### Provided information
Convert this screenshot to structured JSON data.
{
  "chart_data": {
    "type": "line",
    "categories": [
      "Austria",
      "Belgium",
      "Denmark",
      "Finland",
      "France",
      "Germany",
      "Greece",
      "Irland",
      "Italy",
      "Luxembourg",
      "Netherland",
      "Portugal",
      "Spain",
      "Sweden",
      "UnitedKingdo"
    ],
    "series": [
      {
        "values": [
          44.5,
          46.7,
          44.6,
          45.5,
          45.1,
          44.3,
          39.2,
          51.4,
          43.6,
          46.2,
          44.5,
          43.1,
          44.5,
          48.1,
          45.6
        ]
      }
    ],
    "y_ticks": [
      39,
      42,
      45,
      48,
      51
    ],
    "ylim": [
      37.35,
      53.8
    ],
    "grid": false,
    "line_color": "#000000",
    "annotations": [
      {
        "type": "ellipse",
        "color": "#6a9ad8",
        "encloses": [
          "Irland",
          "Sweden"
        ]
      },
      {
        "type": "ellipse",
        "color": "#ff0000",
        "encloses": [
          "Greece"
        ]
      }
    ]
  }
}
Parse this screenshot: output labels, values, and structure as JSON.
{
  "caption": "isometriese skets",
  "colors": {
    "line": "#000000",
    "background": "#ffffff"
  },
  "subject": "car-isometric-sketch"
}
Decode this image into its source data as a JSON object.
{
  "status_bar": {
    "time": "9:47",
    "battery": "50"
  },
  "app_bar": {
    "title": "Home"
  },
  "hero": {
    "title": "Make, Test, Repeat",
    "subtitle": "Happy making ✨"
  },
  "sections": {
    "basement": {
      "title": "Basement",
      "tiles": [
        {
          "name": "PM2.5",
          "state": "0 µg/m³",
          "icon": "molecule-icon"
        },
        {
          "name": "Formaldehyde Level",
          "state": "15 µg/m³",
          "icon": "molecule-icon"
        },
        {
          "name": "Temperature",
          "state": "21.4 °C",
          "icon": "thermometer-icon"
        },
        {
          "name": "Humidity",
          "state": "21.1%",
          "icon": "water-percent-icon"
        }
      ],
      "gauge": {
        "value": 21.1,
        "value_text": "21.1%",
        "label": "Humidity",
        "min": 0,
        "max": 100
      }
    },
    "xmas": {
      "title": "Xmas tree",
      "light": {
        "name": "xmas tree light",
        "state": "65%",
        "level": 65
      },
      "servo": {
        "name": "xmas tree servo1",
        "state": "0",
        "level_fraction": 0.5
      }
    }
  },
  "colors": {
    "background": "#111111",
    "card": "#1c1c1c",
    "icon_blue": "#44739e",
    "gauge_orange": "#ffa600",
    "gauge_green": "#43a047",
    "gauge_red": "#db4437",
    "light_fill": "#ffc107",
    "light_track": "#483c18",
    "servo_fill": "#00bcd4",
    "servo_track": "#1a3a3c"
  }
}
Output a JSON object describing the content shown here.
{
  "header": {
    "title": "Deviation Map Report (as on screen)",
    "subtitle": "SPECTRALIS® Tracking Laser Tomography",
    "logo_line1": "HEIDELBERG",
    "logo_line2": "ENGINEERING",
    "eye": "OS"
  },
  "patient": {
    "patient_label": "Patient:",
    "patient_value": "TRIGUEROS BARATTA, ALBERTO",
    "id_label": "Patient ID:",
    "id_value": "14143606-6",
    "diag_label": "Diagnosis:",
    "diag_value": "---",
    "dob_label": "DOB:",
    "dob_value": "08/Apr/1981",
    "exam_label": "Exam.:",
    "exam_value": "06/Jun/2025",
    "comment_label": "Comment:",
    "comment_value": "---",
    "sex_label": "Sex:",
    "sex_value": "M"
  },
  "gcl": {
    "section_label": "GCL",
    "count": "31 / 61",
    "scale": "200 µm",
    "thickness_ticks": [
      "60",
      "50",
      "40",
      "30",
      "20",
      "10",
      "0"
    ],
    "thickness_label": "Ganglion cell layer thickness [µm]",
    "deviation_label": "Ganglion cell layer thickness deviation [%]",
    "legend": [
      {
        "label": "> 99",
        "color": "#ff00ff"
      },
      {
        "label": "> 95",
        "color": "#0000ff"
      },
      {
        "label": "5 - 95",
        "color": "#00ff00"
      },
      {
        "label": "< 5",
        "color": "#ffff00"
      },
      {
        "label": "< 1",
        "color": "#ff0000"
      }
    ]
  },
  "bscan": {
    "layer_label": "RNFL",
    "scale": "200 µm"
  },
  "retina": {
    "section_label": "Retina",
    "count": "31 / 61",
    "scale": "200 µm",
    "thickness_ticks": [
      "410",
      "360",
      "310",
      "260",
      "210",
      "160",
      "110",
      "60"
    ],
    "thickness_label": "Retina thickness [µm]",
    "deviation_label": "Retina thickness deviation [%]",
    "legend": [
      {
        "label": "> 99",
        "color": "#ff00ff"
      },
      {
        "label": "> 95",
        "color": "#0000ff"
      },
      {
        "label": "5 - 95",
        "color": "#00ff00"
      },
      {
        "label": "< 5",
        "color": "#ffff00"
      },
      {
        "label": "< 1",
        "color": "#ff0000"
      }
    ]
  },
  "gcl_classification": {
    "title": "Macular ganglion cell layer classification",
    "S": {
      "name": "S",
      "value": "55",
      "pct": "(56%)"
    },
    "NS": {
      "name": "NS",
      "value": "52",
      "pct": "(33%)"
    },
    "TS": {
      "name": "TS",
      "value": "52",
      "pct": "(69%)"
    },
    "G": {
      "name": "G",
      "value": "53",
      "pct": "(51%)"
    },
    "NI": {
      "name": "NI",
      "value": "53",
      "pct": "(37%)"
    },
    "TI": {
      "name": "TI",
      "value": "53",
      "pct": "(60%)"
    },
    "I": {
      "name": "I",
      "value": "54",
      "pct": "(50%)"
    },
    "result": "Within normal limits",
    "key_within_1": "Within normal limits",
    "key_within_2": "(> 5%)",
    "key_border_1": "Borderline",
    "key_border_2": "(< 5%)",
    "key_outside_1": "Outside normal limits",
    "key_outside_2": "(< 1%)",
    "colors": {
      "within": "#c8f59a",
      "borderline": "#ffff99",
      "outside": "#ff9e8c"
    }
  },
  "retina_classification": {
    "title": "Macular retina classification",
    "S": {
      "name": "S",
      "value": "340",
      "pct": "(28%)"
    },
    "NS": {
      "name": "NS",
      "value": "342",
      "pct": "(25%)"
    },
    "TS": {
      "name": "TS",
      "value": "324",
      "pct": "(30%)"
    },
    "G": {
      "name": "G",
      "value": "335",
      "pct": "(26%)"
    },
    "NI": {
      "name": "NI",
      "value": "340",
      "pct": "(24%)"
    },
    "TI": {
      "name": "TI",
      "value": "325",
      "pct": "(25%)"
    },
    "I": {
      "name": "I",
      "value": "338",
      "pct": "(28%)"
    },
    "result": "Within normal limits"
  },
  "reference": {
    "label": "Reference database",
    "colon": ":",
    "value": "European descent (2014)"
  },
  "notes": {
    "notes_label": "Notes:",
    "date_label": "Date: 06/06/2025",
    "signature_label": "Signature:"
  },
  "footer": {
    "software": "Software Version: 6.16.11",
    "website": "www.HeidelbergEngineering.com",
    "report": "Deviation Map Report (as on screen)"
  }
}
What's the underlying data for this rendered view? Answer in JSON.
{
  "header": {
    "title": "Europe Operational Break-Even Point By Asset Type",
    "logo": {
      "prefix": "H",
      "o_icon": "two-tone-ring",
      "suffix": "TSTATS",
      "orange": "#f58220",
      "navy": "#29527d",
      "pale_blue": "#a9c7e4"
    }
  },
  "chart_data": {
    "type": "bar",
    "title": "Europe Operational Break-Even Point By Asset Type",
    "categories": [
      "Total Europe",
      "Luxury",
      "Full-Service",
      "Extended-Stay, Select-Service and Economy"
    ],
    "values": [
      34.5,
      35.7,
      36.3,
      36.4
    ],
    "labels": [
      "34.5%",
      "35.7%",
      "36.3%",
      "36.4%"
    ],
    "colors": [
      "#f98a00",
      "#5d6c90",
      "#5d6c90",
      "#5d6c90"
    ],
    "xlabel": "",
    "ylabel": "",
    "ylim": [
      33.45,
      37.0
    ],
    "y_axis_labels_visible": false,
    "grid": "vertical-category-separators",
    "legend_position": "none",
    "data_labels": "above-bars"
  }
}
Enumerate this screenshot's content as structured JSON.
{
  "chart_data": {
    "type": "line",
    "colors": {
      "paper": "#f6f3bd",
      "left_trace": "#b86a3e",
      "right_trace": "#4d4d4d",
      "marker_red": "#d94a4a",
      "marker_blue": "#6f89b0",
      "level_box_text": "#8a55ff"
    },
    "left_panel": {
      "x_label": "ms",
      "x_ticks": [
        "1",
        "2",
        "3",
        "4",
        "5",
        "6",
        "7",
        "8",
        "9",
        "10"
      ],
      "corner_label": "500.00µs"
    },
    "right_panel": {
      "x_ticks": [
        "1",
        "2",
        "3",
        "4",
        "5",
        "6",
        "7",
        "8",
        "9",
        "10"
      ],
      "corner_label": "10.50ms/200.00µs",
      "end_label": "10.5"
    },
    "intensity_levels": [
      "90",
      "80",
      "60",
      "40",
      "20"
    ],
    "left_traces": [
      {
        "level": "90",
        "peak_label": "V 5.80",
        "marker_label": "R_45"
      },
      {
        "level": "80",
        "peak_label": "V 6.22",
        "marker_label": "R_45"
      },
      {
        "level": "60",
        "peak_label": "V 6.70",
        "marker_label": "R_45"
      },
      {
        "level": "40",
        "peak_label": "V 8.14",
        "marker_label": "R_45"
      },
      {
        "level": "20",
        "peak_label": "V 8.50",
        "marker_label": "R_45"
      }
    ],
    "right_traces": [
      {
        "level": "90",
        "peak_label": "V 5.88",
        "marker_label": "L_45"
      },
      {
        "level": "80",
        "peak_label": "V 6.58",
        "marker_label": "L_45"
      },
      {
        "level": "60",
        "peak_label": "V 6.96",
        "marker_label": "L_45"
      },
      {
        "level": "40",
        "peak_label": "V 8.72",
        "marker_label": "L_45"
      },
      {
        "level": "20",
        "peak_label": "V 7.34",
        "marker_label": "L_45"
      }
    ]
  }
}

### Given instruction
Check each line above for the word "content" and copy the ones that have it.

### The completed task
Output a JSON object describing the content shown here.
Enumerate this screenshot's content as structured JSON.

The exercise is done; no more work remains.